» EXERCISE AIM:
Pictures do not belong in your copy. Repeat all the other data exactly.

» RECORDS SHOWN:
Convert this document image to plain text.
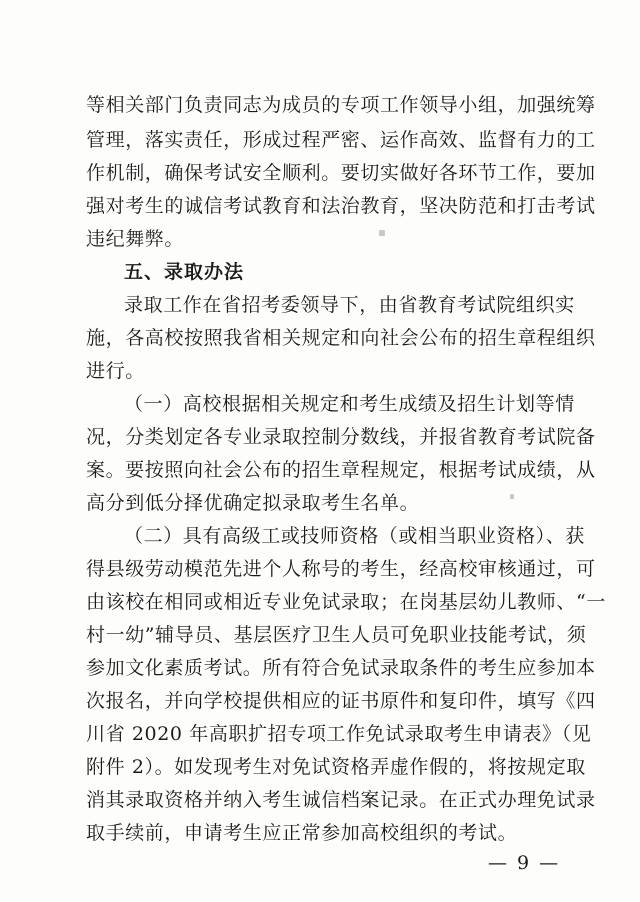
等相关部门负责同志为成员的专项工作领导小组，加强统筹
管理，落实责任，形成过程严密、运作高效、监督有力的工
作机制，确保考试安全顺利。要切实做好各环节工作，要加
强对考生的诚信考试教育和法治教育，坚决防范和打击考试
违纪舞弊。
五、录取办法
录取工作在省招考委领导下，由省教育考试院组织实
施，各高校按照我省相关规定和向社会公布的招生章程组织
进行。
（一）高校根据相关规定和考生成绩及招生计划等情
况，分类划定各专业录取控制分数线，并报省教育考试院备
案。要按照向社会公布的招生章程规定，根据考试成绩，从
高分到低分择优确定拟录取考生名单。
（二）具有高级工或技师资格（或相当职业资格）、获
得县级劳动模范先进个人称号的考生，经高校审核通过，可
由该校在相同或相近专业免试录取；在岗基层幼儿教师、“一
村一幼”辅导员、基层医疗卫生人员可免职业技能考试，须
参加文化素质考试。所有符合免试录取条件的考生应参加本
次报名，并向学校提供相应的证书原件和复印件，填写《四
川省 2020 年高职扩招专项工作免试录取考生申请表》（见
附件 2）。如发现考生对免试资格弄虚作假的，将按规定取
消其录取资格并纳入考生诚信档案记录。在正式办理免试录
取手续前，申请考生应正常参加高校组织的考试。
— 9 —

» EXERCISE SOLUTION:
Convert this document image to plain text.
等相关部门负责同志为成员的专项工作领导小组，加强统筹
管理，落实责任，形成过程严密、运作高效、监督有力的工
作机制，确保考试安全顺利。要切实做好各环节工作，要加
强对考生的诚信考试教育和法治教育，坚决防范和打击考试
违纪舞弊。
五、录取办法
录取工作在省招考委领导下，由省教育考试院组织实
施，各高校按照我省相关规定和向社会公布的招生章程组织
进行。
（一）高校根据相关规定和考生成绩及招生计划等情
况，分类划定各专业录取控制分数线，并报省教育考试院备
案。要按照向社会公布的招生章程规定，根据考试成绩，从
高分到低分择优确定拟录取考生名单。
（二）具有高级工或技师资格（或相当职业资格）、获
得县级劳动模范先进个人称号的考生，经高校审核通过，可
由该校在相同或相近专业免试录取；在岗基层幼儿教师、“一
村一幼”辅导员、基层医疗卫生人员可免职业技能考试，须
参加文化素质考试。所有符合免试录取条件的考生应参加本
次报名，并向学校提供相应的证书原件和复印件，填写《四
川省 2020 年高职扩招专项工作免试录取考生申请表》（见
附件 2）。如发现考生对免试资格弄虚作假的，将按规定取
消其录取资格并纳入考生诚信档案记录。在正式办理免试录
取手续前，申请考生应正常参加高校组织的考试。
— 9 —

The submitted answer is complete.